───── Text segment

Learn how your baby responds:
- To the brightness of the room, new things to look at, and color.
- To whether certain pitch or volume sounds calm or excite him.
- To what rhythms relax or energize him.
- To gentle or firm touch on different parts of his body.
- To being held vertically or horizontally, facing up or down.
- To gentle rocking or more rapid movements.
- To smells in and outdoors.
- To different people.
- When he is hungry, tired, sick, or happy
Some children seem hypersensitive to their environment. Premature babies are especially vulnerable. If your baby seems to experience sensory overload easily, you should expose him to only one kind of stimulus at a time, like a certain sound, an interesting sight, or being held and cuddled. You can gradually build his tolerance by adding more than one type of stimulation at a time. What he doesn’t enjoy today, may be his favorite entertainment in a week or so.

──────────

#### Actions to take:
(A) In the passage on a baby's sensory responses, list the examples of a single kind of stimulus that the text offers for a baby who experiences sensory overload easily.
(B) Answer these questions about the passage on a baby's sensory responses:
(i) Which babies does the text call especially vulnerable?
(ii) In which two orientations can a baby be held, according to the list?
(iii) How can a parent gradually build a baby's tolerance?
(C) Proceed with the passage on a baby's sensory responses, starting right after its final sentence.

───── Raw records

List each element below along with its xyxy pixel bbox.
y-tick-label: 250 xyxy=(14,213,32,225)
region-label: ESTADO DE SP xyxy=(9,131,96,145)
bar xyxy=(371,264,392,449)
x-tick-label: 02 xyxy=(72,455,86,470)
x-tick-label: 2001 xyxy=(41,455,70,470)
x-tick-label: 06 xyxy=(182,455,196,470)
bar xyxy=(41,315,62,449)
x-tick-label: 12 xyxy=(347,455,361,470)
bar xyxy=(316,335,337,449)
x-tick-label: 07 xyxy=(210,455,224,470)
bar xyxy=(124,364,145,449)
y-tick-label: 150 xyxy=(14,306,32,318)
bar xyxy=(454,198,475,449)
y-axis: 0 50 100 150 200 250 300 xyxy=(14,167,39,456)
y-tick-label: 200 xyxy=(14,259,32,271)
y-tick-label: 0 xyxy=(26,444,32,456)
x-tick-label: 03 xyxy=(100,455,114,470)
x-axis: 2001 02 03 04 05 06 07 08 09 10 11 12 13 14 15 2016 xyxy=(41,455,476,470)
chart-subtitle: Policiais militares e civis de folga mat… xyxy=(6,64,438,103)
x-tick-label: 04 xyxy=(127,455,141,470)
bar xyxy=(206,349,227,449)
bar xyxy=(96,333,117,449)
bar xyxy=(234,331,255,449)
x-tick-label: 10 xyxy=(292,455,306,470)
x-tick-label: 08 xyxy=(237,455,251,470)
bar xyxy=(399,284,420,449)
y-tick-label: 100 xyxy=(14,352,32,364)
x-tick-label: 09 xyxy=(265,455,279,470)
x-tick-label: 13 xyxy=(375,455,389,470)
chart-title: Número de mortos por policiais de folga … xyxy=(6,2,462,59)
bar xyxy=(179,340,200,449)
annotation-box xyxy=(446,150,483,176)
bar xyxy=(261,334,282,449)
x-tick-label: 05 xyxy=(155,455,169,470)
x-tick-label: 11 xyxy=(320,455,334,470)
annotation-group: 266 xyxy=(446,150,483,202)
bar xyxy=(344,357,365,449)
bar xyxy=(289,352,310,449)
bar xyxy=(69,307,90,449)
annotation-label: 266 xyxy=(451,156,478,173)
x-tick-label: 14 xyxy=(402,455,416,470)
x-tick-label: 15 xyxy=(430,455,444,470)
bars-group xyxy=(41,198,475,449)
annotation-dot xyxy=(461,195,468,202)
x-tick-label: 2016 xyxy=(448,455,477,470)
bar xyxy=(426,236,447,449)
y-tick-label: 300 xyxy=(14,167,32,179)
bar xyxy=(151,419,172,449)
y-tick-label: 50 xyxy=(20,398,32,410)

──────────

#### Expected outputs:
(A)
- A certain sound
- An interesting sight
- Being held and cuddled

(B)
(i) Premature babies.
(ii) Vertically or horizontally.
(iii) By adding more than one type of stimulation at a time.

(C)
Swaddling your baby when exposing him to a new kind of stimulation may make him feel more secure and less overwhelmed. Encouraging your baby to suck his thumb or use a pacifier or hold a favorite blanket or stuffed toy during times of stress may help him experience less overload.
It is important to respond by calming your baby when he shows signs of overload so that he doesn’t cry excessively, withdraw from contact with people, or attempt to escape into sleep. Don’t fret if you miss the signs from time to time. All parents do. But everyone will be more peaceful when you can predict and prevent sensory overload.
Prayer
Heavenly Father, thank you for that beautiful smile on my baby’s face. I see now why my praise to You pleases You so much. Help me to continue to learn about You as I care for the baby You gave me. In Jesus’ name. Amen.